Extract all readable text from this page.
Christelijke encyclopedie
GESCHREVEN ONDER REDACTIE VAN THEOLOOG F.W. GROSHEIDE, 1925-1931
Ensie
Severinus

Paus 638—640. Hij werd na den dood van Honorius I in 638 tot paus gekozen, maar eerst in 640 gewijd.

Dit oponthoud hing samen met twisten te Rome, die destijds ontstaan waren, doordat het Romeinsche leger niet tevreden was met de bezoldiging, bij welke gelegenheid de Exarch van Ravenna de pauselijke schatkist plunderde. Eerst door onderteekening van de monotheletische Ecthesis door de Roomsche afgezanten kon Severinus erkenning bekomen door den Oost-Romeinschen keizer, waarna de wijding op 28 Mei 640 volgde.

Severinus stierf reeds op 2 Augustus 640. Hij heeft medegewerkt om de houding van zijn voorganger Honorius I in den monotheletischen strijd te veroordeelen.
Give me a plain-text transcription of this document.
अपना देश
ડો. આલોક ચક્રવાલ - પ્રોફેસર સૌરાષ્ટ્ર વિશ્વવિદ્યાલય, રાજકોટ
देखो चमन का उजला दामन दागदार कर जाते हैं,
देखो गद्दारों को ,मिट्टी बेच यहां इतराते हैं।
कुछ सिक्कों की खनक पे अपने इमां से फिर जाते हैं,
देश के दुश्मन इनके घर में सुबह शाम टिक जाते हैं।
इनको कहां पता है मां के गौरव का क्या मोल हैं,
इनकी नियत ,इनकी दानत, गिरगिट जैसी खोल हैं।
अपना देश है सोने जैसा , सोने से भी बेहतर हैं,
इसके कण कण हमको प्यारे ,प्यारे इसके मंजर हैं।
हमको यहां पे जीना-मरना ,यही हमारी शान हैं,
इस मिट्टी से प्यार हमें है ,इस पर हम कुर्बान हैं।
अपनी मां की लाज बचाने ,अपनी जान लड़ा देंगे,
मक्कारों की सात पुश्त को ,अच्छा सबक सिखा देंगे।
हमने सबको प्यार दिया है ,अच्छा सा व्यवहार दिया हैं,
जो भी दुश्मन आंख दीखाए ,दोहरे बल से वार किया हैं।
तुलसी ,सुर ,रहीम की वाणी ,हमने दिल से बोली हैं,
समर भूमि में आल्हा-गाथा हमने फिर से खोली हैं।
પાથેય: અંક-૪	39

◆ ◆ ◆ ◆ ◆

Recopy the whole listing exactly.

Extract all readable text from this page.
Christelijke encyclopedie
GESCHREVEN ONDER REDACTIE VAN THEOLOOG F.W. GROSHEIDE, 1925-1931
Ensie
Severinus

Paus 638—640. Hij werd na den dood van Honorius I in 638 tot paus gekozen, maar eerst in 640 gewijd.

Dit oponthoud hing samen met twisten te Rome, die destijds ontstaan waren, doordat het Romeinsche leger niet tevreden was met de bezoldiging, bij welke gelegenheid de Exarch van Ravenna de pauselijke schatkist plunderde. Eerst door onderteekening van de monotheletische Ecthesis door de Roomsche afgezanten kon Severinus erkenning bekomen door den Oost-Romeinschen keizer, waarna de wijding op 28 Mei 640 volgde.

Severinus stierf reeds op 2 Augustus 640. Hij heeft medegewerkt om de houding van zijn voorganger Honorius I in den monotheletischen strijd te veroordeelen.
Give me a plain-text transcription of this document.
अपना देश
ડો. આલોક ચક્રવાલ - પ્રોફેસર સૌરાષ્ટ્ર વિશ્વવિદ્યાલય, રાજકોટ
देखो चमन का उजला दामन दागदार कर जाते हैं,
देखो गद्दारों को ,मिट्टी बेच यहां इतराते हैं।
कुछ सिक्कों की खनक पे अपने इमां से फिर जाते हैं,
देश के दुश्मन इनके घर में सुबह शाम टिक जाते हैं।
इनको कहां पता है मां के गौरव का क्या मोल हैं,
इनकी नियत ,इनकी दानत, गिरगिट जैसी खोल हैं।
अपना देश है सोने जैसा , सोने से भी बेहतर हैं,
इसके कण कण हमको प्यारे ,प्यारे इसके मंजर हैं।
हमको यहां पे जीना-मरना ,यही हमारी शान हैं,
इस मिट्टी से प्यार हमें है ,इस पर हम कुर्बान हैं।
अपनी मां की लाज बचाने ,अपनी जान लड़ा देंगे,
मक्कारों की सात पुश्त को ,अच्छा सबक सिखा देंगे।
हमने सबको प्यार दिया है ,अच्छा सा व्यवहार दिया हैं,
जो भी दुश्मन आंख दीखाए ,दोहरे बल से वार किया हैं।
तुलसी ,सुर ,रहीम की वाणी ,हमने दिल से बोली हैं,
समर भूमि में आल्हा-गाथा हमने फिर से खोली हैं।
પાથેય: અંક-૪	39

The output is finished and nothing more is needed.